──────── Information given ────────
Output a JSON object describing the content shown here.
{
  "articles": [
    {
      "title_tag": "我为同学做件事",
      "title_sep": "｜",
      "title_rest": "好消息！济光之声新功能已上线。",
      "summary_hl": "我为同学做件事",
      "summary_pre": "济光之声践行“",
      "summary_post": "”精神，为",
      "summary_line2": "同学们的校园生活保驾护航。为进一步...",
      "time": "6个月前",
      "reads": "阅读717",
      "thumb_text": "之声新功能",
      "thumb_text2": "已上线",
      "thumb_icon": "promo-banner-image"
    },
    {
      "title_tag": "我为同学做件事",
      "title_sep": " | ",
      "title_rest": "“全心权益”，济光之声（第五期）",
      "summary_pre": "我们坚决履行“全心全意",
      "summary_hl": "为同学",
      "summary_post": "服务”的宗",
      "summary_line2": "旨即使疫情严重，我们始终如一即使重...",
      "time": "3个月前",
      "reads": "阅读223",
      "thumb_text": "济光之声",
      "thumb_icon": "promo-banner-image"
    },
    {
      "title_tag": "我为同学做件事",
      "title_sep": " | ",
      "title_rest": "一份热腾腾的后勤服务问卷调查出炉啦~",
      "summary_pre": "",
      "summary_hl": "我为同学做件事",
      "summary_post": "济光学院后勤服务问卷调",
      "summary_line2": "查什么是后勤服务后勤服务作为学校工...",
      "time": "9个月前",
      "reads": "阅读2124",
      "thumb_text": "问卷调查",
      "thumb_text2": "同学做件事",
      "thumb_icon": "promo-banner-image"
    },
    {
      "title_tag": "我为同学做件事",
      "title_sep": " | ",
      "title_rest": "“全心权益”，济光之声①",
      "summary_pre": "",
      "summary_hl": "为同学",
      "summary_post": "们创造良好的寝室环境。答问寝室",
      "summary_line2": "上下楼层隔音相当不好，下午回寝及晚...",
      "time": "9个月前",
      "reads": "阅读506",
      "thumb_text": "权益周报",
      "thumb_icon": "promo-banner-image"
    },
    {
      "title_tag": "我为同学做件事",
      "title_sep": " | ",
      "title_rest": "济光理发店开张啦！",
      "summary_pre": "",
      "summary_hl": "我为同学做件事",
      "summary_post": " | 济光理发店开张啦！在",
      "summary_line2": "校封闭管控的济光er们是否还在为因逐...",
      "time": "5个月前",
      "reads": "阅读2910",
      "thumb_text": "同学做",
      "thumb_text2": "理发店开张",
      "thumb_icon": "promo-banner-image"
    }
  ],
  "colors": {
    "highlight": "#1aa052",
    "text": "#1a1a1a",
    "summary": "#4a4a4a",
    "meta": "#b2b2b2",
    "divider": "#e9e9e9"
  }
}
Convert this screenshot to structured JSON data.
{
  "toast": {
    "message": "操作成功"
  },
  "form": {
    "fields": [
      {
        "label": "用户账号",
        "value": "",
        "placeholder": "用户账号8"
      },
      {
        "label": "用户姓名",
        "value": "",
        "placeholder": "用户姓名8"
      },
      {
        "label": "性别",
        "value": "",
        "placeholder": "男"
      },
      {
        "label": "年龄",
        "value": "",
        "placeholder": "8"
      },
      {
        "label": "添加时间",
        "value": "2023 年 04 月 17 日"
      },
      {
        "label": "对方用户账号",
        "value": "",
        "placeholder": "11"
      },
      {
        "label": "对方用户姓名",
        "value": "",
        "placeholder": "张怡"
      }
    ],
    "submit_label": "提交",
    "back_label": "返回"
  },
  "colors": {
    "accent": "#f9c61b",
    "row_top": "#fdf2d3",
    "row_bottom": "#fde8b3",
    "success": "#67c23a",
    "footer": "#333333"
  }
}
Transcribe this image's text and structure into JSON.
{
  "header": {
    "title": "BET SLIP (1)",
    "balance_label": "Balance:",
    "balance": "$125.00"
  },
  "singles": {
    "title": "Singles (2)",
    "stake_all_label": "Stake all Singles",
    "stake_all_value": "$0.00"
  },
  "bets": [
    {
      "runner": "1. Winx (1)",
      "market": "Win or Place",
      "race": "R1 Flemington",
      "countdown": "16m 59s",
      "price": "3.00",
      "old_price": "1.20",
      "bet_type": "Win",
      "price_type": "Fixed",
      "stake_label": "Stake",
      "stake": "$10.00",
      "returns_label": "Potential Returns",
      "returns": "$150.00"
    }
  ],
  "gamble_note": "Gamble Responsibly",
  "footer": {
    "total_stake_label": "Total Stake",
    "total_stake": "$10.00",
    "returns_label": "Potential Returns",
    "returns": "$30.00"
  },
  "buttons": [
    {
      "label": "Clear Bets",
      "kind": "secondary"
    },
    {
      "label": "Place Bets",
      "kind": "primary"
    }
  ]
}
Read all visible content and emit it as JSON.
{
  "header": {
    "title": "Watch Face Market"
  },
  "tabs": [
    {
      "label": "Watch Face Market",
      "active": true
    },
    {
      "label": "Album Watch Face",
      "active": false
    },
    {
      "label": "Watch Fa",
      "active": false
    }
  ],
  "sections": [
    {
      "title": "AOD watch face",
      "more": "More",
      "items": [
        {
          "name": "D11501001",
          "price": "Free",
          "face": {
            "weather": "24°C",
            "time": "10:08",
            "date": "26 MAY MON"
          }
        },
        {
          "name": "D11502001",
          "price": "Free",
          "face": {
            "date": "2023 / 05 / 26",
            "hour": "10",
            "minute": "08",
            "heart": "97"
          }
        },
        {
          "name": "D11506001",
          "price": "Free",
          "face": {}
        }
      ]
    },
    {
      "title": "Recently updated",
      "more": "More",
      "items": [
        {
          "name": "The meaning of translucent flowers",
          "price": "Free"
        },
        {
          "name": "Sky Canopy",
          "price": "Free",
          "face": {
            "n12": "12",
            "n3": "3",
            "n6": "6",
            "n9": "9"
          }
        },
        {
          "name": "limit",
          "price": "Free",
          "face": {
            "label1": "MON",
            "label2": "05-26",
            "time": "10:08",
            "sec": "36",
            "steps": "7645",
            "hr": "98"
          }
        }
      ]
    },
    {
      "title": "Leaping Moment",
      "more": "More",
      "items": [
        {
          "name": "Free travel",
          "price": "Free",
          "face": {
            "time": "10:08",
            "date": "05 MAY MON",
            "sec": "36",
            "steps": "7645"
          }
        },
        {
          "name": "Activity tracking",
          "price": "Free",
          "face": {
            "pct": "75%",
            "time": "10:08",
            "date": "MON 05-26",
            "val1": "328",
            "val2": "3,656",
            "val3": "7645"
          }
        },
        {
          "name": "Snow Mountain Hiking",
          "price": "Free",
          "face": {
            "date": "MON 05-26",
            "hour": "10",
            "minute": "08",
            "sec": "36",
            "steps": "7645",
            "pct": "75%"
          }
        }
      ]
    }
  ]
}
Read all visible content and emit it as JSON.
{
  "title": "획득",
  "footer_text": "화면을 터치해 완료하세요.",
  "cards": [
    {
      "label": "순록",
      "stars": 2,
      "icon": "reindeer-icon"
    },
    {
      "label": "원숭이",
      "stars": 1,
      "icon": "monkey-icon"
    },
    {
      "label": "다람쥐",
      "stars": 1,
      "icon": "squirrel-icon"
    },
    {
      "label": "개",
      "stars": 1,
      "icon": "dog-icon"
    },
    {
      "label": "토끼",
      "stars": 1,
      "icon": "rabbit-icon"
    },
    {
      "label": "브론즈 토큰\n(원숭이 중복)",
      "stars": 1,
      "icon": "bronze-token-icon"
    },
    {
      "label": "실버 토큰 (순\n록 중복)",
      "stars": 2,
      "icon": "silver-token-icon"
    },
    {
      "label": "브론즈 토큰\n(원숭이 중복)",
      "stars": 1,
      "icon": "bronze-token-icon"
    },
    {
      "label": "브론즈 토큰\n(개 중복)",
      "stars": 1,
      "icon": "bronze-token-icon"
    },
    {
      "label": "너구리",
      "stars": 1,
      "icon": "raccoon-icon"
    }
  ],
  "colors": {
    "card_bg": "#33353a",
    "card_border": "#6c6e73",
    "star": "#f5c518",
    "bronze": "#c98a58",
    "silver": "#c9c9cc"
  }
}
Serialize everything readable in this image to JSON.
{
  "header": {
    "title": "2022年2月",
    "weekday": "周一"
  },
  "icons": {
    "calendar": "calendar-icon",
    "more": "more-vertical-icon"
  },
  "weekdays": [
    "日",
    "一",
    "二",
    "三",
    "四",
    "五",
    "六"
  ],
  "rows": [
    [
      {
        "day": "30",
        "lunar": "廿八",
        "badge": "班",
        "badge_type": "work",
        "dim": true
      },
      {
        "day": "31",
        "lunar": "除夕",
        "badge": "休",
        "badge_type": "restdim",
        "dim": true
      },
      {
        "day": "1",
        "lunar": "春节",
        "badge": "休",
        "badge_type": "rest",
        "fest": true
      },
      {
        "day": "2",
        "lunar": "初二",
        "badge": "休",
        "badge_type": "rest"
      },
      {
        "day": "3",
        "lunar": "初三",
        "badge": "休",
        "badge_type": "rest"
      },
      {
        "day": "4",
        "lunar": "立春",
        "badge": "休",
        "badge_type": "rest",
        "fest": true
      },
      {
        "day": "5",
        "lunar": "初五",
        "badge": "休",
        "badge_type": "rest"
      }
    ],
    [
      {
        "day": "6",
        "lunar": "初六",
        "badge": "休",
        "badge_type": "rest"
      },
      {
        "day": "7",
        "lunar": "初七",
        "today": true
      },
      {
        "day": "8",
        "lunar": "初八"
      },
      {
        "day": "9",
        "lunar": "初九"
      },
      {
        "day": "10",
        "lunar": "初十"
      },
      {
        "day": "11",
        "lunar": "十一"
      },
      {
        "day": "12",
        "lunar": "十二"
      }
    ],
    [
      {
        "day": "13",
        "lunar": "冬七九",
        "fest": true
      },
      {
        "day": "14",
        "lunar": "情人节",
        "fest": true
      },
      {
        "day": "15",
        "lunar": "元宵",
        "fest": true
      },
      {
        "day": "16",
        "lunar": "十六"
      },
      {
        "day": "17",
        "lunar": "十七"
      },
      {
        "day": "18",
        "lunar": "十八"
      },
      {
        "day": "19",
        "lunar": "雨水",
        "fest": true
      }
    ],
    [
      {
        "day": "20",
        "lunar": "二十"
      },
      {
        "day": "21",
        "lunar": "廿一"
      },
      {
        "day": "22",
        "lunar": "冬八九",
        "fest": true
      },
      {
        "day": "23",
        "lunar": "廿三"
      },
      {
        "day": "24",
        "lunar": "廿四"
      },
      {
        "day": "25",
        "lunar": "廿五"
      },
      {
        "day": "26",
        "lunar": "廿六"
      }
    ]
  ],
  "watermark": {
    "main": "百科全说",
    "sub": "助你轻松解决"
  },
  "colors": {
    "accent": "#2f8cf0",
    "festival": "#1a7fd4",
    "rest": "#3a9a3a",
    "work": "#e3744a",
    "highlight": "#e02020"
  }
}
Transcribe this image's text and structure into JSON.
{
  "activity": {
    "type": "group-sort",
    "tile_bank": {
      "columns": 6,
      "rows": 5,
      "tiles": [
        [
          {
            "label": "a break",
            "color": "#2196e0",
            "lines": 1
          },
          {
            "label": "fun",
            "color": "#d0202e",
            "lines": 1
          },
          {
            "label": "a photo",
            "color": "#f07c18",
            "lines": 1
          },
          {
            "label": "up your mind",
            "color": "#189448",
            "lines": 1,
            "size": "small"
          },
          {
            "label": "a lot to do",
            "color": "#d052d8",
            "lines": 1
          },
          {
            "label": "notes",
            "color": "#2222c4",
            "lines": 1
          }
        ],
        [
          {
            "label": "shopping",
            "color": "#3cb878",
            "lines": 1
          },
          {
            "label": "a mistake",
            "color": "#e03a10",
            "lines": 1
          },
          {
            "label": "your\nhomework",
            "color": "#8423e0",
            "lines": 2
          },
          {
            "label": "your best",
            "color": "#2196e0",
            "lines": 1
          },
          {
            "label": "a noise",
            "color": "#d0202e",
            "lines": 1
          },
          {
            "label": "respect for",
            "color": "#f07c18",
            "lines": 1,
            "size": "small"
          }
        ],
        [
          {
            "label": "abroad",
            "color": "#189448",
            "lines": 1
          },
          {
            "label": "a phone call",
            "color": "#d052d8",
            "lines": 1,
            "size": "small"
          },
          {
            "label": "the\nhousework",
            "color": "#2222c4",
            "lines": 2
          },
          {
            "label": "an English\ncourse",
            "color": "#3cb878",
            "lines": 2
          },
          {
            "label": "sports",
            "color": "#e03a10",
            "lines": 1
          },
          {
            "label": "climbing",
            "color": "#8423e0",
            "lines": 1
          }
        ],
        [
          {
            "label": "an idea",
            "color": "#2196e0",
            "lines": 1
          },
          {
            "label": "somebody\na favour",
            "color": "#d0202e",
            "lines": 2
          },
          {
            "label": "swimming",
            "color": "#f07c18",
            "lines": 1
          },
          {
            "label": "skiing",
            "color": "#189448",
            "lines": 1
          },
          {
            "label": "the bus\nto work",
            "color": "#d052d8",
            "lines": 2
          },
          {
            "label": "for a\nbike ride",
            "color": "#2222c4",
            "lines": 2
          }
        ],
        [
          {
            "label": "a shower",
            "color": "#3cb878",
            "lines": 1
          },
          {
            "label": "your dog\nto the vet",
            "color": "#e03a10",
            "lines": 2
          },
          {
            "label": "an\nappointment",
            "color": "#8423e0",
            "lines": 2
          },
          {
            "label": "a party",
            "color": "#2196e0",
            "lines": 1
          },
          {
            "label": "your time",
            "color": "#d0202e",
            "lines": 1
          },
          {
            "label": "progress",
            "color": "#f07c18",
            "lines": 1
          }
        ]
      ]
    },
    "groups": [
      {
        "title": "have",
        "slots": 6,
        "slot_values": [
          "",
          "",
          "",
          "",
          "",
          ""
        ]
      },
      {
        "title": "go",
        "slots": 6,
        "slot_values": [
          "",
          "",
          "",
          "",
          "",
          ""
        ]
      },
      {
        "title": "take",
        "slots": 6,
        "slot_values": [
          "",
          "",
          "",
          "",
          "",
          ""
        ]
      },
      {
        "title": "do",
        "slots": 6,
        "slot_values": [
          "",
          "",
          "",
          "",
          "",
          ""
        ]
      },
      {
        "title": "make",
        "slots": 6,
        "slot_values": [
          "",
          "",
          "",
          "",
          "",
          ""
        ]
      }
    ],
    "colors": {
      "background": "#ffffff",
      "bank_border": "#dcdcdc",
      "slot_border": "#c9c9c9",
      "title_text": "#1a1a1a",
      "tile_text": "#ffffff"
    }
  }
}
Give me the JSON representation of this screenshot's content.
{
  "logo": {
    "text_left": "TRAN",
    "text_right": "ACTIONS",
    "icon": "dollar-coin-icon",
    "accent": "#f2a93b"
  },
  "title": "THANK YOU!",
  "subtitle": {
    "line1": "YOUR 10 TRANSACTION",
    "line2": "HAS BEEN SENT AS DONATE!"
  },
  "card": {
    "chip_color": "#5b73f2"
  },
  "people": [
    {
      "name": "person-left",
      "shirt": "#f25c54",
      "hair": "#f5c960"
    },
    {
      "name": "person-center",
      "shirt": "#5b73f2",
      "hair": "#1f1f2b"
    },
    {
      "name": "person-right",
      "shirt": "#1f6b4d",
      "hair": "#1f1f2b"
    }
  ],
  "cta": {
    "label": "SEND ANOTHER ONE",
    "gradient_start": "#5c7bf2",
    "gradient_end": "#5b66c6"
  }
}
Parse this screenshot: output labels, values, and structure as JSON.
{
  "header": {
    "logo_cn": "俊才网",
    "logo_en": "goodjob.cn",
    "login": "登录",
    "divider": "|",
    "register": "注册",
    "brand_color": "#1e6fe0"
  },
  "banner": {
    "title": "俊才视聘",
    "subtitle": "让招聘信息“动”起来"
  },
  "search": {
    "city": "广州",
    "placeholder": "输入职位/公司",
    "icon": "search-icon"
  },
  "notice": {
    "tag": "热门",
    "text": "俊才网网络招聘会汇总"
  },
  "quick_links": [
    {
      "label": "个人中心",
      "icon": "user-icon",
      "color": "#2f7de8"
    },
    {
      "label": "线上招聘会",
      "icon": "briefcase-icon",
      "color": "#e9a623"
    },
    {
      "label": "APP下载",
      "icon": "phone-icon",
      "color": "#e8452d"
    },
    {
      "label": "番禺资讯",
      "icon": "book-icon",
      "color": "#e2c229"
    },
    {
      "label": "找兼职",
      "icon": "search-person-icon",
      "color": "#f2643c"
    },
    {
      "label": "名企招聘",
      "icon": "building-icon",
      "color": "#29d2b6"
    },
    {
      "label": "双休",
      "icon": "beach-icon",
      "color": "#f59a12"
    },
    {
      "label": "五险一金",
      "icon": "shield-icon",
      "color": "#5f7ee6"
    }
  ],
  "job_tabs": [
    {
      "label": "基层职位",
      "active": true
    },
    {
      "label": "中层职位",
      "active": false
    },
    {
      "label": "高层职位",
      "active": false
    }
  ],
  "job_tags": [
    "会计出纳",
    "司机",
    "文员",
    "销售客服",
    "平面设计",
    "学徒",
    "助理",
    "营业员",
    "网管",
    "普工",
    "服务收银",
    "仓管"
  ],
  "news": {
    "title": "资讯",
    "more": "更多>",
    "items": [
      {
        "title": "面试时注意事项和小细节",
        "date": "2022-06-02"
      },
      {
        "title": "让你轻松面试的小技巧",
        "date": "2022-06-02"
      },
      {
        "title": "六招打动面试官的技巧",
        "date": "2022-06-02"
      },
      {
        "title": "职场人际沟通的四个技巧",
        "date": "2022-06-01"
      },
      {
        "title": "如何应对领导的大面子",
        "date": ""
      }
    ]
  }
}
────────
### Short exercise
Only lines that contain the word "全心权益" are wanted; copy each of them.

### Response to this exercise
      "title_rest": "“全心权益”，济光之声（第五期）",
      "title_rest": "“全心权益”，济光之声①",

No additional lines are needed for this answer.